## AIM OF THE TASK
Of all the lines in the material, how many include the word "Миколаївська"? Reply with the number alone.

----------------

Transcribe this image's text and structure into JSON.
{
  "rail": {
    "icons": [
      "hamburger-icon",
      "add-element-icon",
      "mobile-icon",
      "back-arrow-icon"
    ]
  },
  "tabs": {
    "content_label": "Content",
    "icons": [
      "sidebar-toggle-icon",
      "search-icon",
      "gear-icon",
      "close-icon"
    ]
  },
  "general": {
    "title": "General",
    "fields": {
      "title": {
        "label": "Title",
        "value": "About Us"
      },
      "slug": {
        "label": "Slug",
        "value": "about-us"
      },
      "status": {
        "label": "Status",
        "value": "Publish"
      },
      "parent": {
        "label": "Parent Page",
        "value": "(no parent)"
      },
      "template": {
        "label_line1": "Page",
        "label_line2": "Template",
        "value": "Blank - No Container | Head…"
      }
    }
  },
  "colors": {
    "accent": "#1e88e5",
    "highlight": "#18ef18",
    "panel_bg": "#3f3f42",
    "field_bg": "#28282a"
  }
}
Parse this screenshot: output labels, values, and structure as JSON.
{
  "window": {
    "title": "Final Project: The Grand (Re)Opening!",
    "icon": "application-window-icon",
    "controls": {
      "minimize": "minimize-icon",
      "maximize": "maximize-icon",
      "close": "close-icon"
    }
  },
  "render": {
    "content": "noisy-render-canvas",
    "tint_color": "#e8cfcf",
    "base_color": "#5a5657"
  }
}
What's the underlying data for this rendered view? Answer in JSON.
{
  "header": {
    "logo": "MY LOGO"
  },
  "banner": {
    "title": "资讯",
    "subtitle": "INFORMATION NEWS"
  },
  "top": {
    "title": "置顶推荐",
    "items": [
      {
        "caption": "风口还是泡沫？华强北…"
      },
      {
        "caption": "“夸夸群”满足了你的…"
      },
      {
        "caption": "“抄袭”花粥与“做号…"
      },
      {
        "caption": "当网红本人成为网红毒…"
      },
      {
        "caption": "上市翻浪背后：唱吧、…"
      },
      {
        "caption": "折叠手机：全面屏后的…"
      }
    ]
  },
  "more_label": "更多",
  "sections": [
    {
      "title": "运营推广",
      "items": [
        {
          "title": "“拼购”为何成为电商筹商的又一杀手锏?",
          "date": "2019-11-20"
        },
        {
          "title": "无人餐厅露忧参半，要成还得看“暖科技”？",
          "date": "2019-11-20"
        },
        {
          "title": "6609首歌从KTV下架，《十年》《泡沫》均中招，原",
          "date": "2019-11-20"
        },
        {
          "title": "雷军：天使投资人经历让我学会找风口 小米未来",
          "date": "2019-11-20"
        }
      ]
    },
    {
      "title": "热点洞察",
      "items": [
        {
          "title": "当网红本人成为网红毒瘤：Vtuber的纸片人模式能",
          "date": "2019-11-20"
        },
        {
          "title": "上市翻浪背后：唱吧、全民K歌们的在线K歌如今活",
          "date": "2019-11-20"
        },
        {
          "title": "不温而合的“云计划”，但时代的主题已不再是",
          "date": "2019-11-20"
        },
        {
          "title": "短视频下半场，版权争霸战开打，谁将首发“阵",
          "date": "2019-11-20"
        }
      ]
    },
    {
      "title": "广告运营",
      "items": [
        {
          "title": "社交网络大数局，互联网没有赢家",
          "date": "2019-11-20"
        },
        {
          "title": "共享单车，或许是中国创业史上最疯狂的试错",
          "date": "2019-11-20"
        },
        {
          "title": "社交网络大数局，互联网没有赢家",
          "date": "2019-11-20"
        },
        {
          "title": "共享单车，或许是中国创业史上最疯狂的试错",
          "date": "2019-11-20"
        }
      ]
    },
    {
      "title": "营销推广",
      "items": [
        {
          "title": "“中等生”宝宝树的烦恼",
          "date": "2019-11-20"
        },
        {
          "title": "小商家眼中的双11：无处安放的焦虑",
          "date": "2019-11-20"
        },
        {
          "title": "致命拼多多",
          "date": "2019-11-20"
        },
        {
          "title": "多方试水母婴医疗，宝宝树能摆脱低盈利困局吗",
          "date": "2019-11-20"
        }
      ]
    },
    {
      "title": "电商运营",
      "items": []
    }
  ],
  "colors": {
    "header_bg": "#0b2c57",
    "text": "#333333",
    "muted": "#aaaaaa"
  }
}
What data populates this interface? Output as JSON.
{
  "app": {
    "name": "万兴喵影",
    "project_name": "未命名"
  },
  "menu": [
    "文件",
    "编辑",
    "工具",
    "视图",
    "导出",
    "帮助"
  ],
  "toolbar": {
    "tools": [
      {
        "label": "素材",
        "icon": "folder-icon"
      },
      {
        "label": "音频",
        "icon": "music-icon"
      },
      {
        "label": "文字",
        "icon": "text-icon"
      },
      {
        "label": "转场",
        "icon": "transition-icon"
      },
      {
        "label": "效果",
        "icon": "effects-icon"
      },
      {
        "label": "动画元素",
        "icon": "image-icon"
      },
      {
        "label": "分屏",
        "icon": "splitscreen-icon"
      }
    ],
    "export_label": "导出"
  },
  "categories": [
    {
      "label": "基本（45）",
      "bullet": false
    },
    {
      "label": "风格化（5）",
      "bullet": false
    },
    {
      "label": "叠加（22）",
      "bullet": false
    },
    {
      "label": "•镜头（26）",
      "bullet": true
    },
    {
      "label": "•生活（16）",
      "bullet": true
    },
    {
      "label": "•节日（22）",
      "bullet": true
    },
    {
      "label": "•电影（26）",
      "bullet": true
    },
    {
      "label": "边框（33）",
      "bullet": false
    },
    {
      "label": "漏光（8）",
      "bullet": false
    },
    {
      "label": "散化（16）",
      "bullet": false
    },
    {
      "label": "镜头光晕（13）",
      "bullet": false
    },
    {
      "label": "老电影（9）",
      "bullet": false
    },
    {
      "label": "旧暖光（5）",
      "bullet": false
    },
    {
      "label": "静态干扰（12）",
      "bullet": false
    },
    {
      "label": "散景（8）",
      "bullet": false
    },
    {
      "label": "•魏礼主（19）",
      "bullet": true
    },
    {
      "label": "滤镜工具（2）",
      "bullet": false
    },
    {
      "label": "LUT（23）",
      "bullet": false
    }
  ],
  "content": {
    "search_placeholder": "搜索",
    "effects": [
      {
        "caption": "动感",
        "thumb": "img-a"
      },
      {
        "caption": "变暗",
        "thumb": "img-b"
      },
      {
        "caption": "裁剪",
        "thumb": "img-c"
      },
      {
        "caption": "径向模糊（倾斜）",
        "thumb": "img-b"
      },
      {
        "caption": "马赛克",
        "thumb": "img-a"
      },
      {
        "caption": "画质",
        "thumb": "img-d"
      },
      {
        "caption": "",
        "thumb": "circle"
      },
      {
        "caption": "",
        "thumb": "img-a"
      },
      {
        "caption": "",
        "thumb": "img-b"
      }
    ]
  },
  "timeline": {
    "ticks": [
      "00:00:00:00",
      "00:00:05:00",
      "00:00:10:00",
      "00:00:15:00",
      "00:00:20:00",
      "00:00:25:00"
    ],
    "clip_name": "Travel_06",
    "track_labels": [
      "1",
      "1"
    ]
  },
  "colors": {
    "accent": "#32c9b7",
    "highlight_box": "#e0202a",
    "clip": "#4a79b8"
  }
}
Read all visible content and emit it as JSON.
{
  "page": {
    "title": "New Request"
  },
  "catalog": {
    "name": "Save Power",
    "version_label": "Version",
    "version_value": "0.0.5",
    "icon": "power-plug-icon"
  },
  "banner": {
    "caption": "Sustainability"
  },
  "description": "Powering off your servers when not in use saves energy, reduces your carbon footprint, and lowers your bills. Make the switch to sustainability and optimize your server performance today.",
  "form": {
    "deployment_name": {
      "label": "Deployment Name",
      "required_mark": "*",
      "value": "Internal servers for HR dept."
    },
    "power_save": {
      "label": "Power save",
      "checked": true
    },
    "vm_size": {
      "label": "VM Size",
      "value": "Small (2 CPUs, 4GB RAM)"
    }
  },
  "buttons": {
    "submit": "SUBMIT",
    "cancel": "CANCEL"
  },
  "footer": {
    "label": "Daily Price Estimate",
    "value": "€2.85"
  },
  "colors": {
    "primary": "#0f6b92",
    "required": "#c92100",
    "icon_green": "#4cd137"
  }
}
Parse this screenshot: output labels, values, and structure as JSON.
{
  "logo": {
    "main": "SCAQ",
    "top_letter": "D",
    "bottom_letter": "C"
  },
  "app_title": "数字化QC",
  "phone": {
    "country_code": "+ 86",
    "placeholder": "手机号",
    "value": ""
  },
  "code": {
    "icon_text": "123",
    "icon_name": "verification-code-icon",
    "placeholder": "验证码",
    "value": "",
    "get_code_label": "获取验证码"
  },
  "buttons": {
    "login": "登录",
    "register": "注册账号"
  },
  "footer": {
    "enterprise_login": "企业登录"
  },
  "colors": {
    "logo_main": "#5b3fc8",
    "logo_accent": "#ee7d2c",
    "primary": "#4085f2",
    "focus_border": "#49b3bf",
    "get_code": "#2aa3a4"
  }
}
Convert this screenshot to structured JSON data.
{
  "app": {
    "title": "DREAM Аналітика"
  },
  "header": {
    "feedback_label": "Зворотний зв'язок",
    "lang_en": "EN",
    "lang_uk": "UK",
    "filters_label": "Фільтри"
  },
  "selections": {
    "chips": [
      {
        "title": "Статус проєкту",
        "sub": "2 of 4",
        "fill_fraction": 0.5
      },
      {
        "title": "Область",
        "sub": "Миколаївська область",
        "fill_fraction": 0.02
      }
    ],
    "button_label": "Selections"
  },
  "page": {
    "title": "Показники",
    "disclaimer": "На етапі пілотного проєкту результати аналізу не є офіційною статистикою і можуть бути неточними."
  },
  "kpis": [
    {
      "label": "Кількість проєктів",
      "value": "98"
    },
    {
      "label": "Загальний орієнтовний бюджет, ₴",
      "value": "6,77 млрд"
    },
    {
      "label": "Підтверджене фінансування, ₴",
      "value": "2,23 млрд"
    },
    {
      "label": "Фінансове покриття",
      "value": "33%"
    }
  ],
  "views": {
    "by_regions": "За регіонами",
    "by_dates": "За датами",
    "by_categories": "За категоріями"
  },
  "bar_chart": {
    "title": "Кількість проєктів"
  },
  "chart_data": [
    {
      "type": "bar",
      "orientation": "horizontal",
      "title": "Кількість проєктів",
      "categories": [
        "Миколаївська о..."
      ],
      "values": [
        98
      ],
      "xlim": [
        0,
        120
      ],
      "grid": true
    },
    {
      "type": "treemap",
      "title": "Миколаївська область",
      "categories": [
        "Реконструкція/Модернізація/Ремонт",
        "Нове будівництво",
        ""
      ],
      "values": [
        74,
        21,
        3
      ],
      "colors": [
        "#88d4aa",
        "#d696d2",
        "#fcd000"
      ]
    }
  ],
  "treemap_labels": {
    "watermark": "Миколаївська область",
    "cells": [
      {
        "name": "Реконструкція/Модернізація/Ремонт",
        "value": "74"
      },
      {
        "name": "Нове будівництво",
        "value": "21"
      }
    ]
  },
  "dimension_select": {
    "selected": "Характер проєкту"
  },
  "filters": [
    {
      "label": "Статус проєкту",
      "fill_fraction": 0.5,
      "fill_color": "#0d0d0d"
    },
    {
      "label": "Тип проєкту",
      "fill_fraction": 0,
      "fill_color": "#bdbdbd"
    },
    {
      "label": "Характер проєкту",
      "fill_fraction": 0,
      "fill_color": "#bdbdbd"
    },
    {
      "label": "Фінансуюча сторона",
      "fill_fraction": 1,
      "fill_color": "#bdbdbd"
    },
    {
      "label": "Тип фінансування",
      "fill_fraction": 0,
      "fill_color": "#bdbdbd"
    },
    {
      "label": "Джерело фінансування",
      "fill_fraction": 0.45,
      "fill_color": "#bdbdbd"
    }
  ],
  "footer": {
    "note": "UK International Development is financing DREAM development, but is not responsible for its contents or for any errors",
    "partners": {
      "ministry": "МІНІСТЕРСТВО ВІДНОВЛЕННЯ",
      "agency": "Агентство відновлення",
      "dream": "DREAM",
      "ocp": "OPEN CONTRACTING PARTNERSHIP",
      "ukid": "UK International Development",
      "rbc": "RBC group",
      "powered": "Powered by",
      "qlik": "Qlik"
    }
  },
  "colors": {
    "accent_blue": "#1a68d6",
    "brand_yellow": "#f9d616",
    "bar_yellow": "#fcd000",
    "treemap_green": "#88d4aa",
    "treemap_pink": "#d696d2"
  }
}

----------------

## RESULT OF THE TASK
4